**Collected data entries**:
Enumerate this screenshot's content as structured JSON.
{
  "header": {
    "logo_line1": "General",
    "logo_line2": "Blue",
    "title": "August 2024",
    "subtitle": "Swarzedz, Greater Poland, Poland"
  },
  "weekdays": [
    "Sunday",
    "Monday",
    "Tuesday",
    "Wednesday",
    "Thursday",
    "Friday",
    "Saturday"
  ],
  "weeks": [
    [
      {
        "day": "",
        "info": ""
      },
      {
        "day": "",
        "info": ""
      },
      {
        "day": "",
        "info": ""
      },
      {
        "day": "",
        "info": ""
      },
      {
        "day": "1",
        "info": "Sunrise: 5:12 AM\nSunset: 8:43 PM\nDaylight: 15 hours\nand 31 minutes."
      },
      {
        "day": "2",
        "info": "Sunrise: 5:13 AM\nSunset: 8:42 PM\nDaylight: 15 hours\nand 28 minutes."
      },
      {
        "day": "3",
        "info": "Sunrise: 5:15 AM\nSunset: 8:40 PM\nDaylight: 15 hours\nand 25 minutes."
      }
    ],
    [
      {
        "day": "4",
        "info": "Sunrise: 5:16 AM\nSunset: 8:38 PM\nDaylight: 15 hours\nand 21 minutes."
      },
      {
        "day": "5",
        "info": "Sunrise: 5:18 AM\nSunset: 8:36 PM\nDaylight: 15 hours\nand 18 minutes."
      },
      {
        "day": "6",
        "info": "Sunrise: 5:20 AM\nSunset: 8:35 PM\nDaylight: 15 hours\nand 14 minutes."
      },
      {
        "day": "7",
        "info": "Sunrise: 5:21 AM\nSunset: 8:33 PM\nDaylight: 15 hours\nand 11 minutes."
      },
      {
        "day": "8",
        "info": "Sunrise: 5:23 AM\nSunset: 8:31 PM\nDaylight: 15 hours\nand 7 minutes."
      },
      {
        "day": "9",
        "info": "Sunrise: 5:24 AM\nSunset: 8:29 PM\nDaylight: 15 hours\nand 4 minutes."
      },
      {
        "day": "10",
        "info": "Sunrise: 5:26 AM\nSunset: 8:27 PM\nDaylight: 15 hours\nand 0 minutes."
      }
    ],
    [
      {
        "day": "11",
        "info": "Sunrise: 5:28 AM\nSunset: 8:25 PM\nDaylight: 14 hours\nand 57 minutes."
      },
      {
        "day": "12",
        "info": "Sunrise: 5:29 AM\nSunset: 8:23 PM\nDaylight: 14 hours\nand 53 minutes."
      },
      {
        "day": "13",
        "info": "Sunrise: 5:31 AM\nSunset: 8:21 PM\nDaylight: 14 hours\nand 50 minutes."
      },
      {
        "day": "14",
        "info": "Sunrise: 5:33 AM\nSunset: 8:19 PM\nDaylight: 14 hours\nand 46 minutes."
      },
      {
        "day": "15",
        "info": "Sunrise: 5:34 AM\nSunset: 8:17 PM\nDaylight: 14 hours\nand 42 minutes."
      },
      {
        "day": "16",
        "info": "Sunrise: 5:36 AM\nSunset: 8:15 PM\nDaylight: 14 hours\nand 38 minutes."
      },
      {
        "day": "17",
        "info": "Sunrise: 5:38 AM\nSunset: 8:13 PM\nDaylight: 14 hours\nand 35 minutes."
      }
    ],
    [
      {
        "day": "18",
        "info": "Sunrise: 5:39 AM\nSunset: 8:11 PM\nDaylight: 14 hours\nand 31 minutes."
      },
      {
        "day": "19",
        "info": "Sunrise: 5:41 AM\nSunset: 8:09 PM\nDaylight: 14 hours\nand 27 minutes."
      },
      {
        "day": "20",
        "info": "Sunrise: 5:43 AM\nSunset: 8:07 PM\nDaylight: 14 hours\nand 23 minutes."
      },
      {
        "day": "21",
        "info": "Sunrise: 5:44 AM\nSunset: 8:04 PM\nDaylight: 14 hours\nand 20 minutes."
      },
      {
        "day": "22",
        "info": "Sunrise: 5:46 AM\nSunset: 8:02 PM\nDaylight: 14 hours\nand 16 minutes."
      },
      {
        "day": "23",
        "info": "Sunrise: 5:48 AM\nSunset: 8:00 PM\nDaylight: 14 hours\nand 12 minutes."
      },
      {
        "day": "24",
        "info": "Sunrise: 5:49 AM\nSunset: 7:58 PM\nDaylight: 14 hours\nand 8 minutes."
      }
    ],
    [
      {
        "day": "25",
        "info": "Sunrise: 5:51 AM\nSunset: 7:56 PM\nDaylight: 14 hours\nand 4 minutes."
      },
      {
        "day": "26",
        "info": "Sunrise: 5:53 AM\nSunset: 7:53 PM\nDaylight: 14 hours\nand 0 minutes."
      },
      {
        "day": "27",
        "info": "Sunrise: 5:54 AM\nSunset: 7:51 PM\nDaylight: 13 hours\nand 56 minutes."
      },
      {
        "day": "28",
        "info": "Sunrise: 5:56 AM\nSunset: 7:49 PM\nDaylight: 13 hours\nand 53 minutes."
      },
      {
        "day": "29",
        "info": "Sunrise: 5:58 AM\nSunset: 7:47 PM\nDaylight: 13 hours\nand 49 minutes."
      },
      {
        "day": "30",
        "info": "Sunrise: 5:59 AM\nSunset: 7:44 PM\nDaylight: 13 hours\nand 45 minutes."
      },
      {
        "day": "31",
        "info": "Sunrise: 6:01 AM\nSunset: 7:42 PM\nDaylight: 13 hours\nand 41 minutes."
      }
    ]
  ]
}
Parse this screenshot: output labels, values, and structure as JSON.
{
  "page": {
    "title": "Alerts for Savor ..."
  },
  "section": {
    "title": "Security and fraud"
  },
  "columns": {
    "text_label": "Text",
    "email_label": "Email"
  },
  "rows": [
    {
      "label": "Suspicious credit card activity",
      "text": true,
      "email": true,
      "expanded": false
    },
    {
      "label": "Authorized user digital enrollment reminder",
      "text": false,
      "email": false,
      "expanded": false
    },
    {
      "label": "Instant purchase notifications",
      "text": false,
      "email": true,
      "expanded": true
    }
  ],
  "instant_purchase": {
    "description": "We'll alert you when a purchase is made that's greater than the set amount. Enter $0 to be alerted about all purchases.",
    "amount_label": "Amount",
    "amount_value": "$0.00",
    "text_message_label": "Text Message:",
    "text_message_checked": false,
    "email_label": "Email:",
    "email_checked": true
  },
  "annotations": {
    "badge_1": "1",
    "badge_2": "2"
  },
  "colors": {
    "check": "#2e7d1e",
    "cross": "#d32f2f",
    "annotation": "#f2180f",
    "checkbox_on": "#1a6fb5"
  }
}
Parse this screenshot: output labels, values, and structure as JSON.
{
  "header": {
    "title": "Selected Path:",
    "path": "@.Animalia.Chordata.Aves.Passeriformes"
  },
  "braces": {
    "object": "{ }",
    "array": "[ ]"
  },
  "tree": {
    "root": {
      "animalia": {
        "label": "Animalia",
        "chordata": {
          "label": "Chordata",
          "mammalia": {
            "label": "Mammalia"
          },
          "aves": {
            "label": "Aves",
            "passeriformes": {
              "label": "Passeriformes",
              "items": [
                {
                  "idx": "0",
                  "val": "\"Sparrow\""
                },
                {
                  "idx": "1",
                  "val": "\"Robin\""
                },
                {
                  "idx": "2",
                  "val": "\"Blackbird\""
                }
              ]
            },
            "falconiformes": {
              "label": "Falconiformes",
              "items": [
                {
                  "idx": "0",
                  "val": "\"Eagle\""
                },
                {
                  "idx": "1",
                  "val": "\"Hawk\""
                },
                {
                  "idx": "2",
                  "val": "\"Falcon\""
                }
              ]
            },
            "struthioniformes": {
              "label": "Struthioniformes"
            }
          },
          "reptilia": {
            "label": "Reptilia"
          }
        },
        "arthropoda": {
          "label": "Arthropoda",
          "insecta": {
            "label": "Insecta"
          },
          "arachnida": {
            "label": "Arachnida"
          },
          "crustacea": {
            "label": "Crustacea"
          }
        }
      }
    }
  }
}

**What is needed**:
Report the number of lines that contain "true", with no other words.

**Correct response**:
5